▸ EXERCISE: Write out the records below once more, exactly as they stand.

▸ DATA SUPPLIED:
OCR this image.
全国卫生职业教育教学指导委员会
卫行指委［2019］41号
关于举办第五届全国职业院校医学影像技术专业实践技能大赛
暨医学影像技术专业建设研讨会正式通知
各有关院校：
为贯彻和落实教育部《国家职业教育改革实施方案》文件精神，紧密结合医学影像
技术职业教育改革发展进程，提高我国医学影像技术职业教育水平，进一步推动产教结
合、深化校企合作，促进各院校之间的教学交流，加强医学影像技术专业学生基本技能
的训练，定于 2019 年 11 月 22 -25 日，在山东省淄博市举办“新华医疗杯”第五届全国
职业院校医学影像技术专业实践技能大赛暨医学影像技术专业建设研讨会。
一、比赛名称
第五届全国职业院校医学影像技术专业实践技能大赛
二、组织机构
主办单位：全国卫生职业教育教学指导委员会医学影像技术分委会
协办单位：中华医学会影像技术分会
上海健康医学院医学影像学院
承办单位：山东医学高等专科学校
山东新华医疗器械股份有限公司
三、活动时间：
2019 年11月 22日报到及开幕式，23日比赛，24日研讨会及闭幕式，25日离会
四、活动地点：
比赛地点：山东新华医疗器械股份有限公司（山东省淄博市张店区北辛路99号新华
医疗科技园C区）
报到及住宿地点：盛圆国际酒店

▸ IN RESPONSE:
OCR this image.
全国卫生职业教育教学指导委员会
卫行指委［2019］41号
关于举办第五届全国职业院校医学影像技术专业实践技能大赛
暨医学影像技术专业建设研讨会正式通知
各有关院校：
为贯彻和落实教育部《国家职业教育改革实施方案》文件精神，紧密结合医学影像
技术职业教育改革发展进程，提高我国医学影像技术职业教育水平，进一步推动产教结
合、深化校企合作，促进各院校之间的教学交流，加强医学影像技术专业学生基本技能
的训练，定于 2019 年 11 月 22 -25 日，在山东省淄博市举办“新华医疗杯”第五届全国
职业院校医学影像技术专业实践技能大赛暨医学影像技术专业建设研讨会。
一、比赛名称
第五届全国职业院校医学影像技术专业实践技能大赛
二、组织机构
主办单位：全国卫生职业教育教学指导委员会医学影像技术分委会
协办单位：中华医学会影像技术分会
上海健康医学院医学影像学院
承办单位：山东医学高等专科学校
山东新华医疗器械股份有限公司
三、活动时间：
2019 年11月 22日报到及开幕式，23日比赛，24日研讨会及闭幕式，25日离会
四、活动地点：
比赛地点：山东新华医疗器械股份有限公司（山东省淄博市张店区北辛路99号新华
医疗科技园C区）
报到及住宿地点：盛圆国际酒店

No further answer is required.